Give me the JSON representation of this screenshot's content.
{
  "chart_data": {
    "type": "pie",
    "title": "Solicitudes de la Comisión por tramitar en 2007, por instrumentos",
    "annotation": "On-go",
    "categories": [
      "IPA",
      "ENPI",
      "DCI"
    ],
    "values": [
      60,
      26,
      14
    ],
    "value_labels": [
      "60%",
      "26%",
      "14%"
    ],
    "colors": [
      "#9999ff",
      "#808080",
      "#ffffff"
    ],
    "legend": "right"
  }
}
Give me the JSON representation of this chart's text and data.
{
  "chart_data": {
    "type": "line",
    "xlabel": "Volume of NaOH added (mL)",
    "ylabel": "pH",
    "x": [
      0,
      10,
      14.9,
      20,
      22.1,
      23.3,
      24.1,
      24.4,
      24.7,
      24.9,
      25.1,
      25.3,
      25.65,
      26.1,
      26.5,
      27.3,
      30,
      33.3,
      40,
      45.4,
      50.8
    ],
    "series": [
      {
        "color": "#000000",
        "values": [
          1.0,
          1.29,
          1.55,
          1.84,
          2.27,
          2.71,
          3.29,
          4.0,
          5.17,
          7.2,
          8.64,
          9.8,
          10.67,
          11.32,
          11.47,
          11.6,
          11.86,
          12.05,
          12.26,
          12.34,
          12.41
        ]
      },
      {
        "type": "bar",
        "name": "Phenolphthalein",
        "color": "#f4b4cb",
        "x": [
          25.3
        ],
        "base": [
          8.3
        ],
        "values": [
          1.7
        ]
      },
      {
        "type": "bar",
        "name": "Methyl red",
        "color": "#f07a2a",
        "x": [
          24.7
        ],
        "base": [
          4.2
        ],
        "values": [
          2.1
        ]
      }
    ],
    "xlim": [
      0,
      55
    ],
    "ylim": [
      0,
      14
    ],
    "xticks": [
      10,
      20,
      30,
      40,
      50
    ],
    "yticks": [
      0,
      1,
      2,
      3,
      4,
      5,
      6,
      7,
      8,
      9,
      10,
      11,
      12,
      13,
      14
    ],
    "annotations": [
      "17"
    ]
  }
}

■ AIM ■
Identify each line of the material where the word "Give" shows up, and copy it.

■ EXERCISE ANSWER ■
Give me the JSON representation of this screenshot's content.
Give me the JSON representation of this chart's text and data.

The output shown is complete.